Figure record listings

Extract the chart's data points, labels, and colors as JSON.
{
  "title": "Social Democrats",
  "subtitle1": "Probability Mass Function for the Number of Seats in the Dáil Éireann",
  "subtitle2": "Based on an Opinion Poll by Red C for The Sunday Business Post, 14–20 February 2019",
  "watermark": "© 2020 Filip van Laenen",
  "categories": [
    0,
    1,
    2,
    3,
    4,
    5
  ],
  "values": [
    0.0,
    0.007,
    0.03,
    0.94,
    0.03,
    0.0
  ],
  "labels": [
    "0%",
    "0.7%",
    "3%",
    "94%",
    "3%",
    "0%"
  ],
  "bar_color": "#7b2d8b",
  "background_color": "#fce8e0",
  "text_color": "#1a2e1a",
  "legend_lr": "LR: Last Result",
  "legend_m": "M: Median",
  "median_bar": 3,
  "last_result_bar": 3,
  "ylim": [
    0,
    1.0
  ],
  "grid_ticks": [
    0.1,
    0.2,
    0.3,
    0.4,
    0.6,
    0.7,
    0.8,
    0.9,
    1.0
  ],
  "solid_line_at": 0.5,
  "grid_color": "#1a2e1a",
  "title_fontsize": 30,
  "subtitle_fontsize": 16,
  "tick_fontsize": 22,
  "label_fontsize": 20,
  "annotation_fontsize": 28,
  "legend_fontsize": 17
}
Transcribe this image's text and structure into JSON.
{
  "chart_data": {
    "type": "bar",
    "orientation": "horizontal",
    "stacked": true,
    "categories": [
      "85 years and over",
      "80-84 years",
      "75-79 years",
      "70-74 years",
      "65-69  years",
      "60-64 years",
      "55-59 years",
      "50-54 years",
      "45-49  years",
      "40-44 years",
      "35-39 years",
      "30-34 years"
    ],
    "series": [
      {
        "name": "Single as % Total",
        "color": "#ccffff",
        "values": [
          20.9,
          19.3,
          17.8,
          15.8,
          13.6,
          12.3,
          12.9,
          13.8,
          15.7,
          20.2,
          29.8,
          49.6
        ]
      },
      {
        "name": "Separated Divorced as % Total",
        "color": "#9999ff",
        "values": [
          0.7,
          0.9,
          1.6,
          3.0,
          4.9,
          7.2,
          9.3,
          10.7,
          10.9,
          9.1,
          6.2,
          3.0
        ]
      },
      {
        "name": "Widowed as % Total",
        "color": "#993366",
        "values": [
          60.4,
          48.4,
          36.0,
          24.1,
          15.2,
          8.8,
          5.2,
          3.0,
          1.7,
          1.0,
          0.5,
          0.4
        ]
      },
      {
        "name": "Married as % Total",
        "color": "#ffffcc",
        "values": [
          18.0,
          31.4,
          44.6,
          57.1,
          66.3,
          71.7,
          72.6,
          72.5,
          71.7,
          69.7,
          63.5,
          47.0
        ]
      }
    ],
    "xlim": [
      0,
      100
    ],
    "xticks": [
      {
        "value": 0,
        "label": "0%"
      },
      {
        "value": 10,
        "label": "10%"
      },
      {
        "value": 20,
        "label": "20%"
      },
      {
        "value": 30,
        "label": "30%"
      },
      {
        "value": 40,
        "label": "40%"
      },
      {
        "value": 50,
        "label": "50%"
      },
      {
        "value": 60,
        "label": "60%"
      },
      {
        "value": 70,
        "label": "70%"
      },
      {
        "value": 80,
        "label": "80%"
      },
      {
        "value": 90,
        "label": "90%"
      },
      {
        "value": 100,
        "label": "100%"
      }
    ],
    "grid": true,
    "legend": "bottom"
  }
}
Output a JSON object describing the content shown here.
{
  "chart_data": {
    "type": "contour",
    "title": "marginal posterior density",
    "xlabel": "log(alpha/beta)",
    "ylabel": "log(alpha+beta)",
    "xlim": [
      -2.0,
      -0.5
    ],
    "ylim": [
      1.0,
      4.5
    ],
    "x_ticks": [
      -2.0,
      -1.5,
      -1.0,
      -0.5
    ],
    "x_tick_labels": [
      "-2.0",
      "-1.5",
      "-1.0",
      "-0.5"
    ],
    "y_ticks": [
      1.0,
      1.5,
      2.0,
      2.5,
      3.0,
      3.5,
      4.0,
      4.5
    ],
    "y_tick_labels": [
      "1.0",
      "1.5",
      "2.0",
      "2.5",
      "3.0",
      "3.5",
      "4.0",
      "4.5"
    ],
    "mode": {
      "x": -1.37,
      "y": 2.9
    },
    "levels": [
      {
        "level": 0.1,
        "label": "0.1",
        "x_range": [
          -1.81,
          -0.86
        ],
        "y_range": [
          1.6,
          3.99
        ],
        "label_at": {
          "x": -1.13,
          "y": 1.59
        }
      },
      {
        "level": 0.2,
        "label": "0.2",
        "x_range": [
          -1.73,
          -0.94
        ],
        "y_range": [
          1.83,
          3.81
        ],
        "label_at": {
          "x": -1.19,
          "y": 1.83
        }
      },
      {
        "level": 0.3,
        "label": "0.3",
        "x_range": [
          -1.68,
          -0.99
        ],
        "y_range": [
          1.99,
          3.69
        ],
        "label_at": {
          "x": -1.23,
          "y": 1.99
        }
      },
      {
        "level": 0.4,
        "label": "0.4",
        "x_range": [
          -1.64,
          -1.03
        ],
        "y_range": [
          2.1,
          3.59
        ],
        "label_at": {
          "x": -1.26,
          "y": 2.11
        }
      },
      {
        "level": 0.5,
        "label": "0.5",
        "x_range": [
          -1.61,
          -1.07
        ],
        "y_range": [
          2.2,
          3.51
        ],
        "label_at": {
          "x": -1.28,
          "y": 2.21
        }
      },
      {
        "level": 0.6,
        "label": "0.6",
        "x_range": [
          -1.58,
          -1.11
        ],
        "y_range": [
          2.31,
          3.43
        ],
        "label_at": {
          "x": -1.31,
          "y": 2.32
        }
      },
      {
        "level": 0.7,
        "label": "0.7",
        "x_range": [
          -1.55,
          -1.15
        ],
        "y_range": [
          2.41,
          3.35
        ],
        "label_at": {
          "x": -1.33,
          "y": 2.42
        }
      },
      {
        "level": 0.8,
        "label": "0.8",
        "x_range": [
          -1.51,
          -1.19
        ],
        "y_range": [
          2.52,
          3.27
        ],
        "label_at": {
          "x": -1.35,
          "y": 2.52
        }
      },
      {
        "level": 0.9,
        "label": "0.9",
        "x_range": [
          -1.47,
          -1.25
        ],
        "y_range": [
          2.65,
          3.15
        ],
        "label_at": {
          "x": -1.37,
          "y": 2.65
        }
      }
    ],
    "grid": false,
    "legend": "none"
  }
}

Written instruction: Give back the whole listing, word for word.

Reply:
Extract the chart's data points, labels, and colors as JSON.
{
  "title": "Social Democrats",
  "subtitle1": "Probability Mass Function for the Number of Seats in the Dáil Éireann",
  "subtitle2": "Based on an Opinion Poll by Red C for The Sunday Business Post, 14–20 February 2019",
  "watermark": "© 2020 Filip van Laenen",
  "categories": [
    0,
    1,
    2,
    3,
    4,
    5
  ],
  "values": [
    0.0,
    0.007,
    0.03,
    0.94,
    0.03,
    0.0
  ],
  "labels": [
    "0%",
    "0.7%",
    "3%",
    "94%",
    "3%",
    "0%"
  ],
  "bar_color": "#7b2d8b",
  "background_color": "#fce8e0",
  "text_color": "#1a2e1a",
  "legend_lr": "LR: Last Result",
  "legend_m": "M: Median",
  "median_bar": 3,
  "last_result_bar": 3,
  "ylim": [
    0,
    1.0
  ],
  "grid_ticks": [
    0.1,
    0.2,
    0.3,
    0.4,
    0.6,
    0.7,
    0.8,
    0.9,
    1.0
  ],
  "solid_line_at": 0.5,
  "grid_color": "#1a2e1a",
  "title_fontsize": 30,
  "subtitle_fontsize": 16,
  "tick_fontsize": 22,
  "label_fontsize": 20,
  "annotation_fontsize": 28,
  "legend_fontsize": 17
}
Transcribe this image's text and structure into JSON.
{
  "chart_data": {
    "type": "bar",
    "orientation": "horizontal",
    "stacked": true,
    "categories": [
      "85 years and over",
      "80-84 years",
      "75-79 years",
      "70-74 years",
      "65-69  years",
      "60-64 years",
      "55-59 years",
      "50-54 years",
      "45-49  years",
      "40-44 years",
      "35-39 years",
      "30-34 years"
    ],
    "series": [
      {
        "name": "Single as % Total",
        "color": "#ccffff",
        "values": [
          20.9,
          19.3,
          17.8,
          15.8,
          13.6,
          12.3,
          12.9,
          13.8,
          15.7,
          20.2,
          29.8,
          49.6
        ]
      },
      {
        "name": "Separated Divorced as % Total",
        "color": "#9999ff",
        "values": [
          0.7,
          0.9,
          1.6,
          3.0,
          4.9,
          7.2,
          9.3,
          10.7,
          10.9,
          9.1,
          6.2,
          3.0
        ]
      },
      {
        "name": "Widowed as % Total",
        "color": "#993366",
        "values": [
          60.4,
          48.4,
          36.0,
          24.1,
          15.2,
          8.8,
          5.2,
          3.0,
          1.7,
          1.0,
          0.5,
          0.4
        ]
      },
      {
        "name": "Married as % Total",
        "color": "#ffffcc",
        "values": [
          18.0,
          31.4,
          44.6,
          57.1,
          66.3,
          71.7,
          72.6,
          72.5,
          71.7,
          69.7,
          63.5,
          47.0
        ]
      }
    ],
    "xlim": [
      0,
      100
    ],
    "xticks": [
      {
        "value": 0,
        "label": "0%"
      },
      {
        "value": 10,
        "label": "10%"
      },
      {
        "value": 20,
        "label": "20%"
      },
      {
        "value": 30,
        "label": "30%"
      },
      {
        "value": 40,
        "label": "40%"
      },
      {
        "value": 50,
        "label": "50%"
      },
      {
        "value": 60,
        "label": "60%"
      },
      {
        "value": 70,
        "label": "70%"
      },
      {
        "value": 80,
        "label": "80%"
      },
      {
        "value": 90,
        "label": "90%"
      },
      {
        "value": 100,
        "label": "100%"
      }
    ],
    "grid": true,
    "legend": "bottom"
  }
}
Output a JSON object describing the content shown here.
{
  "chart_data": {
    "type": "contour",
    "title": "marginal posterior density",
    "xlabel": "log(alpha/beta)",
    "ylabel": "log(alpha+beta)",
    "xlim": [
      -2.0,
      -0.5
    ],
    "ylim": [
      1.0,
      4.5
    ],
    "x_ticks": [
      -2.0,
      -1.5,
      -1.0,
      -0.5
    ],
    "x_tick_labels": [
      "-2.0",
      "-1.5",
      "-1.0",
      "-0.5"
    ],
    "y_ticks": [
      1.0,
      1.5,
      2.0,
      2.5,
      3.0,
      3.5,
      4.0,
      4.5
    ],
    "y_tick_labels": [
      "1.0",
      "1.5",
      "2.0",
      "2.5",
      "3.0",
      "3.5",
      "4.0",
      "4.5"
    ],
    "mode": {
      "x": -1.37,
      "y": 2.9
    },
    "levels": [
      {
        "level": 0.1,
        "label": "0.1",
        "x_range": [
          -1.81,
          -0.86
        ],
        "y_range": [
          1.6,
          3.99
        ],
        "label_at": {
          "x": -1.13,
          "y": 1.59
        }
      },
      {
        "level": 0.2,
        "label": "0.2",
        "x_range": [
          -1.73,
          -0.94
        ],
        "y_range": [
          1.83,
          3.81
        ],
        "label_at": {
          "x": -1.19,
          "y": 1.83
        }
      },
      {
        "level": 0.3,
        "label": "0.3",
        "x_range": [
          -1.68,
          -0.99
        ],
        "y_range": [
          1.99,
          3.69
        ],
        "label_at": {
          "x": -1.23,
          "y": 1.99
        }
      },
      {
        "level": 0.4,
        "label": "0.4",
        "x_range": [
          -1.64,
          -1.03
        ],
        "y_range": [
          2.1,
          3.59
        ],
        "label_at": {
          "x": -1.26,
          "y": 2.11
        }
      },
      {
        "level": 0.5,
        "label": "0.5",
        "x_range": [
          -1.61,
          -1.07
        ],
        "y_range": [
          2.2,
          3.51
        ],
        "label_at": {
          "x": -1.28,
          "y": 2.21
        }
      },
      {
        "level": 0.6,
        "label": "0.6",
        "x_range": [
          -1.58,
          -1.11
        ],
        "y_range": [
          2.31,
          3.43
        ],
        "label_at": {
          "x": -1.31,
          "y": 2.32
        }
      },
      {
        "level": 0.7,
        "label": "0.7",
        "x_range": [
          -1.55,
          -1.15
        ],
        "y_range": [
          2.41,
          3.35
        ],
        "label_at": {
          "x": -1.33,
          "y": 2.42
        }
      },
      {
        "level": 0.8,
        "label": "0.8",
        "x_range": [
          -1.51,
          -1.19
        ],
        "y_range": [
          2.52,
          3.27
        ],
        "label_at": {
          "x": -1.35,
          "y": 2.52
        }
      },
      {
        "level": 0.9,
        "label": "0.9",
        "x_range": [
          -1.47,
          -1.25
        ],
        "y_range": [
          2.65,
          3.15
        ],
        "label_at": {
          "x": -1.37,
          "y": 2.65
        }
      }
    ],
    "grid": false,
    "legend": "none"
  }
}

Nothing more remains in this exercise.